[BEGIN Material supplied]

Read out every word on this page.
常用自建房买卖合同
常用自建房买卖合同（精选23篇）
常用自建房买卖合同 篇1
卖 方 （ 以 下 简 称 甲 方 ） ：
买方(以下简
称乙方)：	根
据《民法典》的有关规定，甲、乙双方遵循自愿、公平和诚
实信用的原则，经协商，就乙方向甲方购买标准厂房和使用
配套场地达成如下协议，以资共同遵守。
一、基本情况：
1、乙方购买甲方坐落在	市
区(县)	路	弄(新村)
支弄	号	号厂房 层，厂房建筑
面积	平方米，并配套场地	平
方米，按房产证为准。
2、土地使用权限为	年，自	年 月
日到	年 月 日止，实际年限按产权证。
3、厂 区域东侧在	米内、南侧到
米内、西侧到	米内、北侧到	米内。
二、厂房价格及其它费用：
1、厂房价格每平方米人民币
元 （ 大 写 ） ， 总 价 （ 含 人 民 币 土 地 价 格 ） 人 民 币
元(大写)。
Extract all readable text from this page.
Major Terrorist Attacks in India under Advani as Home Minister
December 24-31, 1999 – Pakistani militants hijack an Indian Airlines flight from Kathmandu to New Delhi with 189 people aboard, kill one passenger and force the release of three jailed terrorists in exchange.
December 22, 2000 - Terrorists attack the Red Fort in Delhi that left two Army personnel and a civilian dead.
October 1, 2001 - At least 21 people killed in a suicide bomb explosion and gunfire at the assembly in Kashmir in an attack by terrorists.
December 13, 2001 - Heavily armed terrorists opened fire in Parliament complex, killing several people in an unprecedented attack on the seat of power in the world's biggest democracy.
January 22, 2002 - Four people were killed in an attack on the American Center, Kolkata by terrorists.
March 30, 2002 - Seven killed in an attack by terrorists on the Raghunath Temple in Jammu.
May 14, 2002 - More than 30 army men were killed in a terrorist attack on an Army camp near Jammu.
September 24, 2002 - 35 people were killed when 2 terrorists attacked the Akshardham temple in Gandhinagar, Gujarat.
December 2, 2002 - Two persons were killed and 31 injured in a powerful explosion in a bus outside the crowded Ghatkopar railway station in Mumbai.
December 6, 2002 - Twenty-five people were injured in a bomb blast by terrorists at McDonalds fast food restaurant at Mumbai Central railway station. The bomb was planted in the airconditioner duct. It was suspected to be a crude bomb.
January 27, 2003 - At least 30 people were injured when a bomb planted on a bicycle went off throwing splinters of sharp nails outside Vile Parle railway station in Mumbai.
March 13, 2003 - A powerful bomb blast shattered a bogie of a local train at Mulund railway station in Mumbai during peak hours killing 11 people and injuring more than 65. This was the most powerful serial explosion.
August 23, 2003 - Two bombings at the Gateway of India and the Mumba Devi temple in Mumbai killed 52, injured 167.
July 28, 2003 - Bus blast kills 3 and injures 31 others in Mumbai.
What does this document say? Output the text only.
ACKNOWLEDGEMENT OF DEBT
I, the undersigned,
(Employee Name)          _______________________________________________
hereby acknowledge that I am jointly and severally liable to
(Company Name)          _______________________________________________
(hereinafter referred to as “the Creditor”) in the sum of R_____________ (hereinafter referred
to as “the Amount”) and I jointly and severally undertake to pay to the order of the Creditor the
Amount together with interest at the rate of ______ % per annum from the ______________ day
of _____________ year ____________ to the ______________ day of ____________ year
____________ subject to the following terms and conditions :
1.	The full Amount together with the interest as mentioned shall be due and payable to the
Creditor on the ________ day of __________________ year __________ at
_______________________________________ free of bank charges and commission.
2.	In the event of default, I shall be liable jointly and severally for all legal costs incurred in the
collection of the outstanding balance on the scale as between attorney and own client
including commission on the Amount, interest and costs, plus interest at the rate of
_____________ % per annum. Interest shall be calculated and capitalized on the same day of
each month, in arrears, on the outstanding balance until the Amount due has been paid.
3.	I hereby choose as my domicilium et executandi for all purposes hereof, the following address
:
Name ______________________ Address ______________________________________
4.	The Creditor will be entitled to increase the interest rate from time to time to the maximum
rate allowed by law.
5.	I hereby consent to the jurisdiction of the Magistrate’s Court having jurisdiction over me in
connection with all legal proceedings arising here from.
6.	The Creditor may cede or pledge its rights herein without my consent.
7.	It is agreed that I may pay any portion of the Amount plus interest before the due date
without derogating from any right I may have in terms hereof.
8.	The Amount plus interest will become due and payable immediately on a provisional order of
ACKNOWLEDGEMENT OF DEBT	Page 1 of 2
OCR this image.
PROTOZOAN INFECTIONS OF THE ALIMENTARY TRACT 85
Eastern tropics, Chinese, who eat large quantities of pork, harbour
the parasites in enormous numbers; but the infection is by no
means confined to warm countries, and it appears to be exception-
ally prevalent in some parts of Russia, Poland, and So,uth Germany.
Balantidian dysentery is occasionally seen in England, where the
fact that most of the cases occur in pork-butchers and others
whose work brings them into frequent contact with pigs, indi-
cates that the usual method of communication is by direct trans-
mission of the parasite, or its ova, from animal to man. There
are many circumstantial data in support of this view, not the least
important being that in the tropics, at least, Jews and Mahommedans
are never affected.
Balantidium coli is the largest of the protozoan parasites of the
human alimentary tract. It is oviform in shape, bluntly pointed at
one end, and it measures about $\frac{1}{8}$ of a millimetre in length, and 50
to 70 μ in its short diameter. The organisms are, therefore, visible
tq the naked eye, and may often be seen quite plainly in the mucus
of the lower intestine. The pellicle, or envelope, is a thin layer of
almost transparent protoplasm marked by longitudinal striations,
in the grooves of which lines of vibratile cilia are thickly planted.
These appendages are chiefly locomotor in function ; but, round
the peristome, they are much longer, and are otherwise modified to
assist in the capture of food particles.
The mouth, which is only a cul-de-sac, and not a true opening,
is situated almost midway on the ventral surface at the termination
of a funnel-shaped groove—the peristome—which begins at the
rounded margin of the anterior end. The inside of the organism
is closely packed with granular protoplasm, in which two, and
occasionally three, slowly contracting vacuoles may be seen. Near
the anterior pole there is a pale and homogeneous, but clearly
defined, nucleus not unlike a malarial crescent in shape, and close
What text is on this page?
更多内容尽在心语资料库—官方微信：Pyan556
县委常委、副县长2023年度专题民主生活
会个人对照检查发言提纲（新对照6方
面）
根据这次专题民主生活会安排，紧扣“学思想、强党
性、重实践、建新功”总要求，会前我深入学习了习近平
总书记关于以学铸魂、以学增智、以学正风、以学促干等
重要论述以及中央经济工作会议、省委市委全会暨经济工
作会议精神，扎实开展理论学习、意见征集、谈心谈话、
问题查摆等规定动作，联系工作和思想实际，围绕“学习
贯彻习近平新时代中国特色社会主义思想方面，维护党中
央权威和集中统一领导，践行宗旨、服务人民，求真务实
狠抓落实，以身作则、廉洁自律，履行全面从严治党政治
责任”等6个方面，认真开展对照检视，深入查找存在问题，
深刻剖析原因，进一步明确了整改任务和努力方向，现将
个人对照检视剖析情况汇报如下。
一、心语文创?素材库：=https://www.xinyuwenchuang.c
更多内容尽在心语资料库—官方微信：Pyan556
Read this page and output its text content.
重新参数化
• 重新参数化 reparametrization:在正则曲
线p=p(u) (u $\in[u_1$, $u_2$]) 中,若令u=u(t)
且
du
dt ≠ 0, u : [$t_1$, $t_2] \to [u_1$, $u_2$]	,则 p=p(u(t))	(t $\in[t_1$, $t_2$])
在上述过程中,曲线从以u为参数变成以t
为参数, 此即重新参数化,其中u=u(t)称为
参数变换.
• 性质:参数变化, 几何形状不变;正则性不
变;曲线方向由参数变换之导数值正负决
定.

[END Material supplied]

▶ _Aim_
Type out the whole listing above again, exactly as it stands.

▶ _Task solution_
Read out every word on this page.
常用自建房买卖合同
常用自建房买卖合同（精选23篇）
常用自建房买卖合同 篇1
卖 方 （ 以 下 简 称 甲 方 ） ：
买方(以下简
称乙方)：	根
据《民法典》的有关规定，甲、乙双方遵循自愿、公平和诚
实信用的原则，经协商，就乙方向甲方购买标准厂房和使用
配套场地达成如下协议，以资共同遵守。
一、基本情况：
1、乙方购买甲方坐落在	市
区(县)	路	弄(新村)
支弄	号	号厂房 层，厂房建筑
面积	平方米，并配套场地	平
方米，按房产证为准。
2、土地使用权限为	年，自	年 月
日到	年 月 日止，实际年限按产权证。
3、厂 区域东侧在	米内、南侧到
米内、西侧到	米内、北侧到	米内。
二、厂房价格及其它费用：
1、厂房价格每平方米人民币
元 （ 大 写 ） ， 总 价 （ 含 人 民 币 土 地 价 格 ） 人 民 币
元(大写)。
Extract all readable text from this page.
Major Terrorist Attacks in India under Advani as Home Minister
December 24-31, 1999 – Pakistani militants hijack an Indian Airlines flight from Kathmandu to New Delhi with 189 people aboard, kill one passenger and force the release of three jailed terrorists in exchange.
December 22, 2000 - Terrorists attack the Red Fort in Delhi that left two Army personnel and a civilian dead.
October 1, 2001 - At least 21 people killed in a suicide bomb explosion and gunfire at the assembly in Kashmir in an attack by terrorists.
December 13, 2001 - Heavily armed terrorists opened fire in Parliament complex, killing several people in an unprecedented attack on the seat of power in the world's biggest democracy.
January 22, 2002 - Four people were killed in an attack on the American Center, Kolkata by terrorists.
March 30, 2002 - Seven killed in an attack by terrorists on the Raghunath Temple in Jammu.
May 14, 2002 - More than 30 army men were killed in a terrorist attack on an Army camp near Jammu.
September 24, 2002 - 35 people were killed when 2 terrorists attacked the Akshardham temple in Gandhinagar, Gujarat.
December 2, 2002 - Two persons were killed and 31 injured in a powerful explosion in a bus outside the crowded Ghatkopar railway station in Mumbai.
December 6, 2002 - Twenty-five people were injured in a bomb blast by terrorists at McDonalds fast food restaurant at Mumbai Central railway station. The bomb was planted in the airconditioner duct. It was suspected to be a crude bomb.
January 27, 2003 - At least 30 people were injured when a bomb planted on a bicycle went off throwing splinters of sharp nails outside Vile Parle railway station in Mumbai.
March 13, 2003 - A powerful bomb blast shattered a bogie of a local train at Mulund railway station in Mumbai during peak hours killing 11 people and injuring more than 65. This was the most powerful serial explosion.
August 23, 2003 - Two bombings at the Gateway of India and the Mumba Devi temple in Mumbai killed 52, injured 167.
July 28, 2003 - Bus blast kills 3 and injures 31 others in Mumbai.
What does this document say? Output the text only.
ACKNOWLEDGEMENT OF DEBT
I, the undersigned,
(Employee Name)          _______________________________________________
hereby acknowledge that I am jointly and severally liable to
(Company Name)          _______________________________________________
(hereinafter referred to as “the Creditor”) in the sum of R_____________ (hereinafter referred
to as “the Amount”) and I jointly and severally undertake to pay to the order of the Creditor the
Amount together with interest at the rate of ______ % per annum from the ______________ day
of _____________ year ____________ to the ______________ day of ____________ year
____________ subject to the following terms and conditions :
1.	The full Amount together with the interest as mentioned shall be due and payable to the
Creditor on the ________ day of __________________ year __________ at
_______________________________________ free of bank charges and commission.
2.	In the event of default, I shall be liable jointly and severally for all legal costs incurred in the
collection of the outstanding balance on the scale as between attorney and own client
including commission on the Amount, interest and costs, plus interest at the rate of
_____________ % per annum. Interest shall be calculated and capitalized on the same day of
each month, in arrears, on the outstanding balance until the Amount due has been paid.
3.	I hereby choose as my domicilium et executandi for all purposes hereof, the following address
:
Name ______________________ Address ______________________________________
4.	The Creditor will be entitled to increase the interest rate from time to time to the maximum
rate allowed by law.
5.	I hereby consent to the jurisdiction of the Magistrate’s Court having jurisdiction over me in
connection with all legal proceedings arising here from.
6.	The Creditor may cede or pledge its rights herein without my consent.
7.	It is agreed that I may pay any portion of the Amount plus interest before the due date
without derogating from any right I may have in terms hereof.
8.	The Amount plus interest will become due and payable immediately on a provisional order of
ACKNOWLEDGEMENT OF DEBT	Page 1 of 2
OCR this image.
PROTOZOAN INFECTIONS OF THE ALIMENTARY TRACT 85
Eastern tropics, Chinese, who eat large quantities of pork, harbour
the parasites in enormous numbers; but the infection is by no
means confined to warm countries, and it appears to be exception-
ally prevalent in some parts of Russia, Poland, and So,uth Germany.
Balantidian dysentery is occasionally seen in England, where the
fact that most of the cases occur in pork-butchers and others
whose work brings them into frequent contact with pigs, indi-
cates that the usual method of communication is by direct trans-
mission of the parasite, or its ova, from animal to man. There
are many circumstantial data in support of this view, not the least
important being that in the tropics, at least, Jews and Mahommedans
are never affected.
Balantidium coli is the largest of the protozoan parasites of the
human alimentary tract. It is oviform in shape, bluntly pointed at
one end, and it measures about $\frac{1}{8}$ of a millimetre in length, and 50
to 70 μ in its short diameter. The organisms are, therefore, visible
tq the naked eye, and may often be seen quite plainly in the mucus
of the lower intestine. The pellicle, or envelope, is a thin layer of
almost transparent protoplasm marked by longitudinal striations,
in the grooves of which lines of vibratile cilia are thickly planted.
These appendages are chiefly locomotor in function ; but, round
the peristome, they are much longer, and are otherwise modified to
assist in the capture of food particles.
The mouth, which is only a cul-de-sac, and not a true opening,
is situated almost midway on the ventral surface at the termination
of a funnel-shaped groove—the peristome—which begins at the
rounded margin of the anterior end. The inside of the organism
is closely packed with granular protoplasm, in which two, and
occasionally three, slowly contracting vacuoles may be seen. Near
the anterior pole there is a pale and homogeneous, but clearly
defined, nucleus not unlike a malarial crescent in shape, and close
What text is on this page?
更多内容尽在心语资料库—官方微信：Pyan556
县委常委、副县长2023年度专题民主生活
会个人对照检查发言提纲（新对照6方
面）
根据这次专题民主生活会安排，紧扣“学思想、强党
性、重实践、建新功”总要求，会前我深入学习了习近平
总书记关于以学铸魂、以学增智、以学正风、以学促干等
重要论述以及中央经济工作会议、省委市委全会暨经济工
作会议精神，扎实开展理论学习、意见征集、谈心谈话、
问题查摆等规定动作，联系工作和思想实际，围绕“学习
贯彻习近平新时代中国特色社会主义思想方面，维护党中
央权威和集中统一领导，践行宗旨、服务人民，求真务实
狠抓落实，以身作则、廉洁自律，履行全面从严治党政治
责任”等6个方面，认真开展对照检视，深入查找存在问题，
深刻剖析原因，进一步明确了整改任务和努力方向，现将
个人对照检视剖析情况汇报如下。
一、心语文创?素材库：=https://www.xinyuwenchuang.c
更多内容尽在心语资料库—官方微信：Pyan556
Read this page and output its text content.
重新参数化
• 重新参数化 reparametrization:在正则曲
线p=p(u) (u $\in[u_1$, $u_2$]) 中,若令u=u(t)
且
du
dt ≠ 0, u : [$t_1$, $t_2] \to [u_1$, $u_2$]	,则 p=p(u(t))	(t $\in[t_1$, $t_2$])
在上述过程中,曲线从以u为参数变成以t
为参数, 此即重新参数化,其中u=u(t)称为
参数变换.
• 性质:参数变化, 几何形状不变;正则性不
变;曲线方向由参数变换之导数值正负决
定.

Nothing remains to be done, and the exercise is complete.